[Image layout annotations]
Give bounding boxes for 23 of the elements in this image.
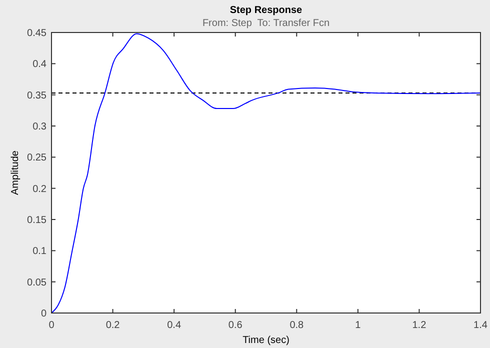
x-tick-label: 0.8 (290, 320, 304, 331)
x-tick-label: 0 (48, 320, 55, 331)
y-tick-label: 0.45 (27, 28, 47, 39)
chart-title: Step Response (230, 5, 303, 16)
y-tick-label: 0.3 (32, 122, 47, 132)
x-tick-label: 0.4 (167, 320, 182, 331)
x-tick-label: 1 (355, 320, 362, 331)
line-series (51, 33, 481, 314)
y-tick-label: 0.25 (27, 152, 47, 164)
x-tick-label: 0.2 (106, 320, 120, 331)
y-tick-label: 0.05 (27, 277, 47, 288)
x-tick-label: 1.2 (412, 320, 427, 331)
x-axis-title: Time (sec) (242, 335, 290, 346)
y-tick-label: 0 (40, 308, 47, 320)
y-tick-label: 0.35 (27, 90, 47, 102)
chart-subtitle: From: Step To: Transfer Fcn (202, 18, 330, 29)
x-tick-label: 0.6 (228, 320, 243, 331)
y-axis-title: Amplitude (10, 150, 21, 195)
y-tick-label: 0.2 (32, 184, 47, 195)
x-tick-label: 1.4 (474, 320, 488, 331)
y-tick-label: 0.1 (32, 246, 47, 258)
y-tick-label: 0.15 (27, 215, 47, 226)
y-tick-label: 0.4 (32, 59, 47, 70)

_What is needed_
How many lines in the records above contain the string "chart", with case counting? Reply with the number alone.

_Answer for this exercise_
2